** Dataset rows about figures **
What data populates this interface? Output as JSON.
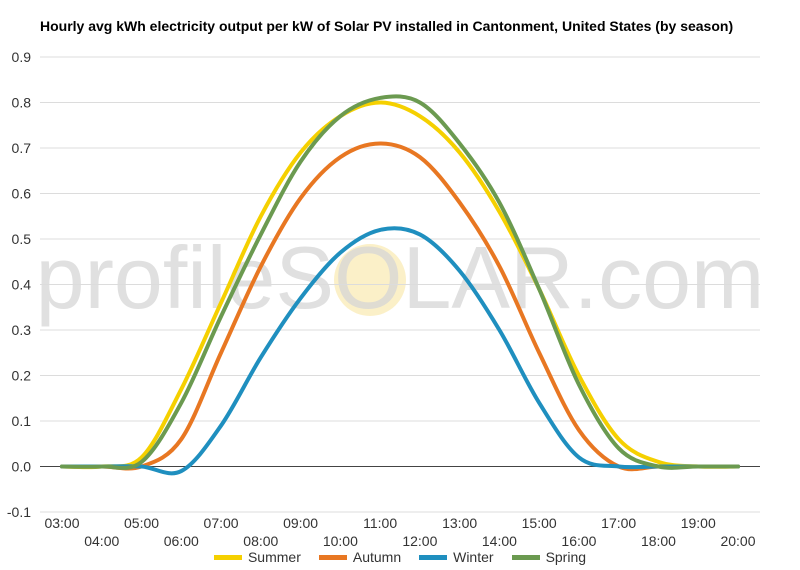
{
  "chart_data": {
    "type": "line",
    "title": "Hourly avg kWh electricity output per kW of Solar PV installed in Cantonment, United States (by season)",
    "watermark": "profileSOLAR.com",
    "xlabel": "",
    "ylabel": "",
    "ylim": [
      -0.1,
      0.9
    ],
    "y_ticks": [
      "-0.1",
      "0.0",
      "0.1",
      "0.2",
      "0.3",
      "0.4",
      "0.5",
      "0.6",
      "0.7",
      "0.8",
      "0.9"
    ],
    "x_ticks_top": [
      "03:00",
      "05:00",
      "07:00",
      "09:00",
      "11:00",
      "13:00",
      "15:00",
      "17:00",
      "19:00"
    ],
    "x_ticks_bottom": [
      "04:00",
      "06:00",
      "08:00",
      "10:00",
      "12:00",
      "14:00",
      "16:00",
      "18:00",
      "20:00"
    ],
    "grid": true,
    "legend_position": "bottom",
    "x": [
      "03:00",
      "04:00",
      "05:00",
      "06:00",
      "07:00",
      "08:00",
      "09:00",
      "10:00",
      "11:00",
      "12:00",
      "13:00",
      "14:00",
      "15:00",
      "16:00",
      "17:00",
      "18:00",
      "19:00",
      "20:00"
    ],
    "series": [
      {
        "name": "Summer",
        "color": "#f5d000",
        "values": [
          0,
          0,
          0.02,
          0.17,
          0.36,
          0.55,
          0.69,
          0.77,
          0.8,
          0.77,
          0.69,
          0.56,
          0.39,
          0.2,
          0.06,
          0.01,
          0,
          0
        ]
      },
      {
        "name": "Autumn",
        "color": "#e87722",
        "values": [
          0,
          0,
          0,
          0.06,
          0.25,
          0.44,
          0.59,
          0.68,
          0.71,
          0.68,
          0.58,
          0.44,
          0.25,
          0.08,
          0,
          0,
          0,
          0
        ]
      },
      {
        "name": "Winter",
        "color": "#1f8fbf",
        "values": [
          0,
          0,
          0,
          -0.01,
          0.09,
          0.24,
          0.37,
          0.47,
          0.52,
          0.51,
          0.43,
          0.3,
          0.14,
          0.02,
          0,
          0,
          0,
          0
        ]
      },
      {
        "name": "Spring",
        "color": "#6b9a50",
        "values": [
          0,
          0,
          0.01,
          0.14,
          0.33,
          0.51,
          0.67,
          0.77,
          0.81,
          0.8,
          0.71,
          0.58,
          0.39,
          0.18,
          0.04,
          0,
          0,
          0
        ]
      }
    ]
  }
}
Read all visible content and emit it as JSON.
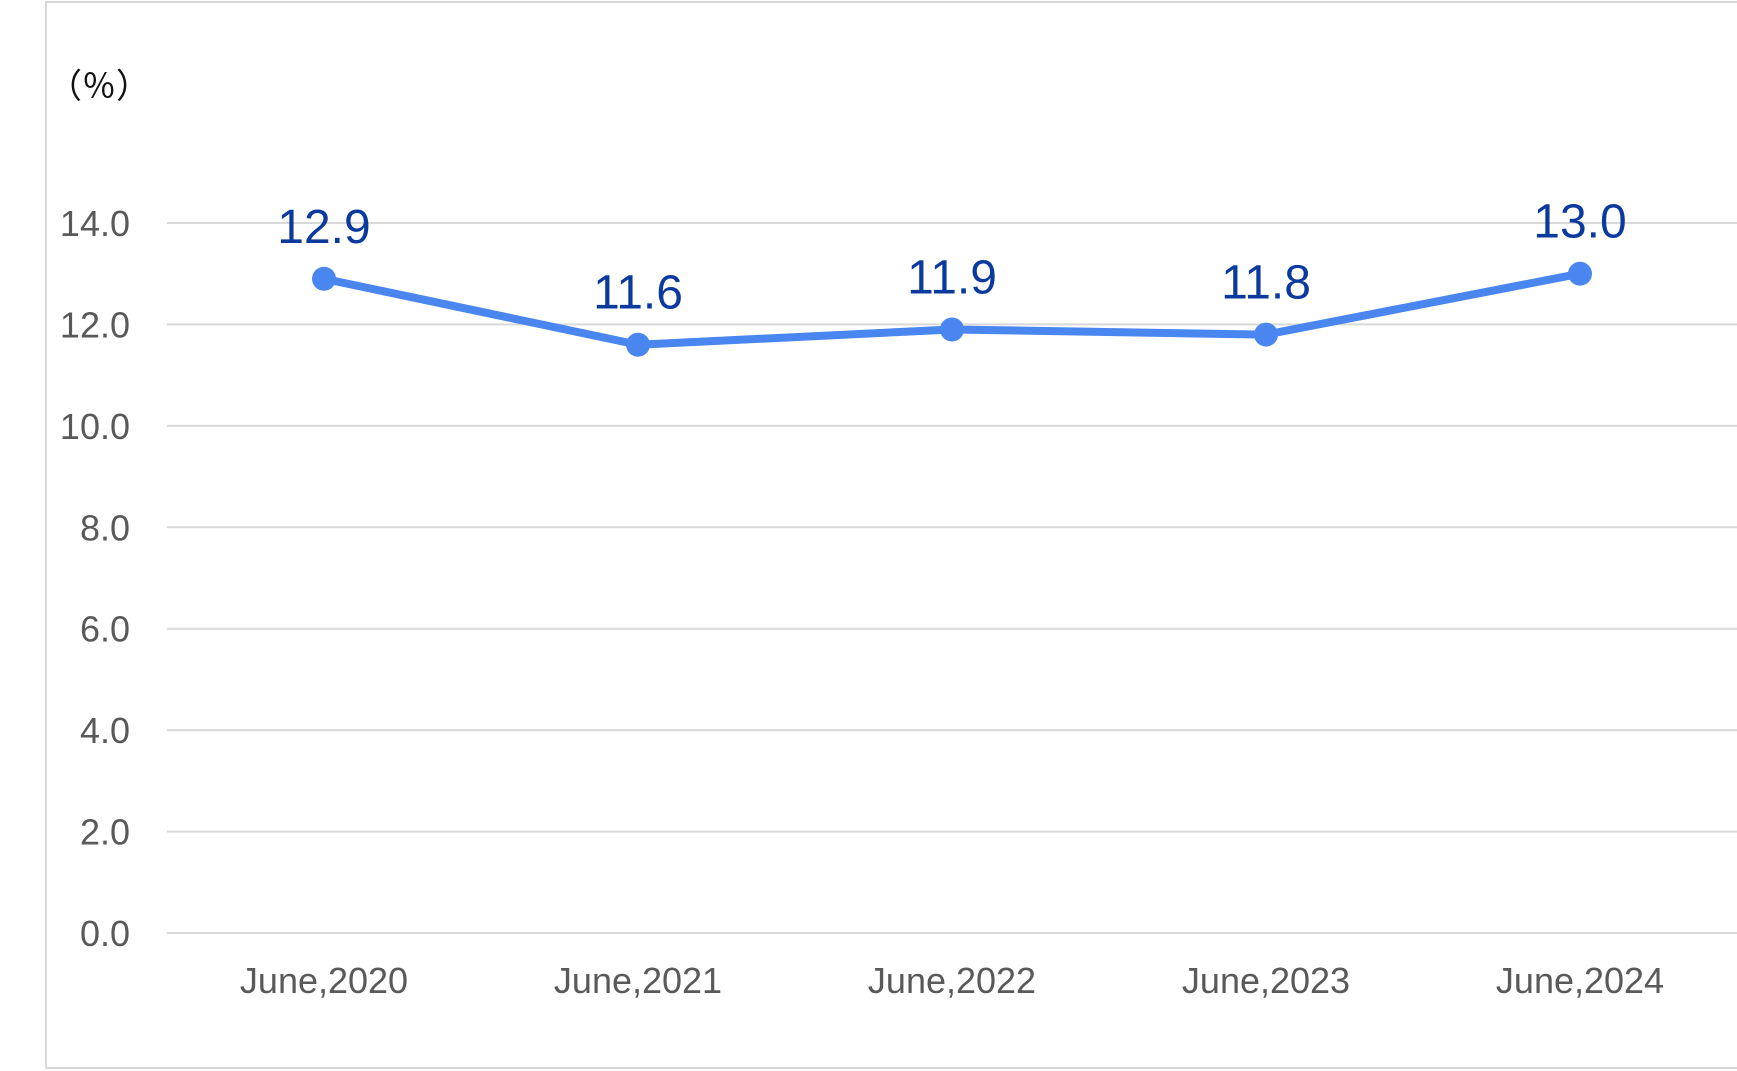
{
  "chart_data": {
    "type": "line",
    "unit_label": "（％）",
    "categories": [
      "June,2020",
      "June,2021",
      "June,2022",
      "June,2023",
      "June,2024"
    ],
    "series": [
      {
        "values": [
          12.9,
          11.6,
          11.9,
          11.8,
          13.0
        ]
      }
    ],
    "data_labels": [
      "12.9",
      "11.6",
      "11.9",
      "11.8",
      "13.0"
    ],
    "y_ticks": [
      "0.0",
      "2.0",
      "4.0",
      "6.0",
      "8.0",
      "10.0",
      "12.0",
      "14.0"
    ],
    "ylim": [
      0,
      14
    ],
    "grid": true,
    "legend": "none",
    "colors": {
      "line": "#4a86f0",
      "data_label": "#0b3a9e",
      "grid": "#d9d9d9",
      "tick": "#595959"
    }
  }
}
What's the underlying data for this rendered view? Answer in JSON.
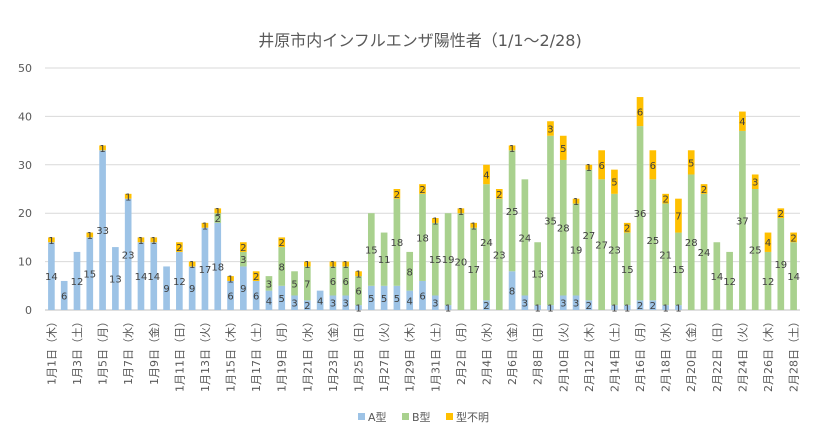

** YOUR OBJECTIVE **
Take the line that contains "Read all visible content and emit it as JSON." as the first and the last line of the records as the end, and please quote those lines exactly, pictures omitted.

** RESULT OF THIS EXERCISE **
Read all visible content and emit it as JSON.
{
  "chart_data": {
    "type": "line",
    "unit_label": "（％）",
    "categories": [
      "June,2020",
      "June,2021",
      "June,2022",
      "June,2023",
      "June,2024"
    ],
    "series": [
      {
        "values": [
          12.9,
          11.6,
          11.9,
          11.8,
          13.0
        ]
      }
    ],
    "data_labels": [
      "12.9",
      "11.6",
      "11.9",
      "11.8",
      "13.0"
    ],
    "y_ticks": [
      "0.0",
      "2.0",
      "4.0",
      "6.0",
      "8.0",
      "10.0",
      "12.0",
      "14.0"
    ],
    "ylim": [
      0,
      14
    ],
    "grid": true,
    "legend": "none",
    "colors": {
      "line": "#4a86f0",
      "data_label": "#0b3a9e",
      "grid": "#d9d9d9",
      "tick": "#595959"
    }
  }
}
What's the underlying data for this rendered view? Answer in JSON.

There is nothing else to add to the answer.